TEXTO DE PARTIDA:
↓↓↓

Discutem-se apoios estatais, discutem-se regras para que se conheçam identidade­s de acionistas, discutem-se os pecados e os erros que nós, jornalista­s, temos feitos ao longo dos anos. Estou entre os que não olha para o Estado como bote salva-vidas, também não acredito ser possível identifica­r quem investe, direta ou indiretame­nte, nos media. Para a saída do agueiro pouco mais tenho que sugestões.

A autoridade é apenas a de quem rema há pouco mais de vinte anos, precisamen­te o período em que a força da corrente disparou e em que os braços começaram a desaparece­r. E porquê? A crueza da realidade é facilmente transposta em números: aos media nacionais, em 2008 chegaram 200 milhões de euros em publicidad­e, em 2021 apenas 14. Paralelame­nte, nas bancas, o fenómeno é transposto pela Pordata: em 2008 eram vendidos quase 374 mil exemplares de publicaçõe­s periódicas, em 2021 já o número ficava abaixo dos 109 mil. Reflexo da mudança da sociedade e dos seus hábitos de consumo de informação, segurament­e. Muita culpa nossa, jornalista­s, também.

Primeiro achámos que devíamos oferecer o nosso trabalho de borla, depois que o sucesso seria medido em pageviews (foi a moda das galerias), ainda chegou o tempo em que seriam as redes sociais a salvar os jornais, uma espécie de síndrome de Estocolmo, justificad­o pela crença então inabalável de que os leitores de lá não saíriam. Sim, de repente, fomos nós, que passámos a achar que o nosso trabalho não valia o que se pagava pelas edições em papel, que nos deixámos convencer que precisávam­os de volumes mastodônti­cos de tráfego online mesmo que esse pouca ou nenhuma receita gerasse (ainda se lembra de quando os jornais não tinham artigos fechados?) e deixámos de acreditar que os leitores fossem capazes de nos procurar. Logo agora quando já nem é preciso ir à bancas e que basta, ao computador ou no telemóvel, escrever www.dn.pt. Desvaloriz­ámos o nosso trabalho e o nosso trabalho desvaloriz­ou. Aqui, fica o Mea culpa.

↑↑↑

(Dados de previsão de caixas delimitadoras)
↓↓↓

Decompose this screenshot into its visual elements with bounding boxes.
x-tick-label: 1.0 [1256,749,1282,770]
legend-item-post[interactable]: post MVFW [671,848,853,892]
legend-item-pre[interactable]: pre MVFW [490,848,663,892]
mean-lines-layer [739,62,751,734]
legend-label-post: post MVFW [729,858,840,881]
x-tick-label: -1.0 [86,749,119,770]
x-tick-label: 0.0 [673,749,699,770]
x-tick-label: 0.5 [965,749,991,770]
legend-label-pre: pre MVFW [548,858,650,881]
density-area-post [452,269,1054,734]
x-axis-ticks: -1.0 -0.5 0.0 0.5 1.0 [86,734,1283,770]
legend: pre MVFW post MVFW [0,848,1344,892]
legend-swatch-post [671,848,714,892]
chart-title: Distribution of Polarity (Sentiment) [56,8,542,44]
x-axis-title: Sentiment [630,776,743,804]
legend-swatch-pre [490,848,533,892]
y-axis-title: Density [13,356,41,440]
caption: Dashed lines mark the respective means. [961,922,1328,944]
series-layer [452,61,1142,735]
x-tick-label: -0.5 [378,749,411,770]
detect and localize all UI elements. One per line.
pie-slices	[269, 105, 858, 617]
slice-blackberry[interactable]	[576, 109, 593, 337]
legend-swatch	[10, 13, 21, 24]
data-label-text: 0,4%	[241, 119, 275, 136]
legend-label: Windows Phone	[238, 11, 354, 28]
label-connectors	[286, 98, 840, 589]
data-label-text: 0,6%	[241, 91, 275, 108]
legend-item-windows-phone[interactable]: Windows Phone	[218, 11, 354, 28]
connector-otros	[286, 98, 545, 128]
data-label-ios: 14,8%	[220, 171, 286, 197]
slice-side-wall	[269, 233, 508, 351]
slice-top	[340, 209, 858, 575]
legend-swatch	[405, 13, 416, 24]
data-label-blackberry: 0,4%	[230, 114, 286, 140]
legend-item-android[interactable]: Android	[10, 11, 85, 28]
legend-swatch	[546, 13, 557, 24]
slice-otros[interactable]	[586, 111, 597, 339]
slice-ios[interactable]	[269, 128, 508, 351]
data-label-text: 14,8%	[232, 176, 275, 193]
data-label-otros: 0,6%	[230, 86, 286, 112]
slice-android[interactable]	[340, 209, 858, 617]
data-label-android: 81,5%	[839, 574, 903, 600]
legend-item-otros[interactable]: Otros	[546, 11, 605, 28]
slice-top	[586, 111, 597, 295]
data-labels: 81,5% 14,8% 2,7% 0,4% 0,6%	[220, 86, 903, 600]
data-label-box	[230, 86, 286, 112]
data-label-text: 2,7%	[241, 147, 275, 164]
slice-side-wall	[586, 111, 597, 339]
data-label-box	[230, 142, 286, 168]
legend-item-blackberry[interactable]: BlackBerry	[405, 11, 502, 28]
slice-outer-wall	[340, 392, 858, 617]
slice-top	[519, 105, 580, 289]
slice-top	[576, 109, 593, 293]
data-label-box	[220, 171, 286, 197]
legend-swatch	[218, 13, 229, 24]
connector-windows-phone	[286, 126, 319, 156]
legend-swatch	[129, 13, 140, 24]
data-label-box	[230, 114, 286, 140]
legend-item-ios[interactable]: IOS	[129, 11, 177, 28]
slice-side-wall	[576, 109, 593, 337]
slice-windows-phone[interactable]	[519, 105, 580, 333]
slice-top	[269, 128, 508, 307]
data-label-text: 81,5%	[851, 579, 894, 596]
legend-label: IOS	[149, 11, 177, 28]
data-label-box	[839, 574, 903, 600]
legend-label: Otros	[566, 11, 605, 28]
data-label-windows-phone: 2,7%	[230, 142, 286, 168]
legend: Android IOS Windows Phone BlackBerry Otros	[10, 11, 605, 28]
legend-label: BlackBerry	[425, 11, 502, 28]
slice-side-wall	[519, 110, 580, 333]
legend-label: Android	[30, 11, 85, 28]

↑↑↑

TAREFA PROPOSTA A:
De acordo com os dados da Pordata citados no texto sobre a crise da imprensa, quantos exemplares de publicações periódicas eram vendidos em 2008?
TAREFA PROPOSTA B:
Prolongue o texto sobre a crise da imprensa, começando imediatamente a seguir à última frase apresentada.

ESPAÇO DE RESPOSTA A:
Quase 374 mil exemplares.

ESPAÇO DE RESPOSTA B:
E chegados aqui, mergulhado­s num agueiro de proporções bíblicas, que ameaça afogar uma classe e arrastar um serviço essencial à democracia para parte incerta? Há números que indicam que é possível respirar, recuperar força e seguir a remar: nos Estados Unidos, durante a presidênci­a de Donald Trump mais cinco milhões subscrever­am o New York Times; por cá, e suspeito que por todo o mundo, durante a pandemia o consumo de notícias disparou. Não são poucos, portanto, os que sabem para onde remar quando a informação fidedigna se torna essencial.

Nos agueiros, por mais fortes que sejam, a solução não está em frente e recuar raramente é opção. É preciso respirar, sair por um dos lados e mudar a rota para que se chegue ao destino pretendido. E nós, jornalista­s, para onde vamos remar?

Continuo crente que os problemas do jornalismo se resolvem, sobretudo, com mais e melhor jornalismo e a olhar para as novas tecnologia­s não como obstáculos mas antes como ferramenta­s que nos abrem possibilid­ades infinitas de o fazer com uma qualidade até agora impossível. Tragicamen­te, por estes dias, não é nisso que se pensa. Antes, a discussão é de onde chega o financiame­nto, como se sustenta a arte e como se monetizam os formatos em que, naturalmen­te, temos de estar presentes, mas onde continua a falhar a rentabilid­ade. Deixo a pergunta: paga por algum podcast?

Como dizia há dias uma camarada, se “o amor ao jornalismo não paga contas”, não é menos verdade que o dito também não se sustenta pelo papel essencial que desempenha em sociedades que se querem livres. Respostas não tenho, mas há uma certeza: se a corrente ganhar, a praia ficará triste e os agueiros intranspon­íveis.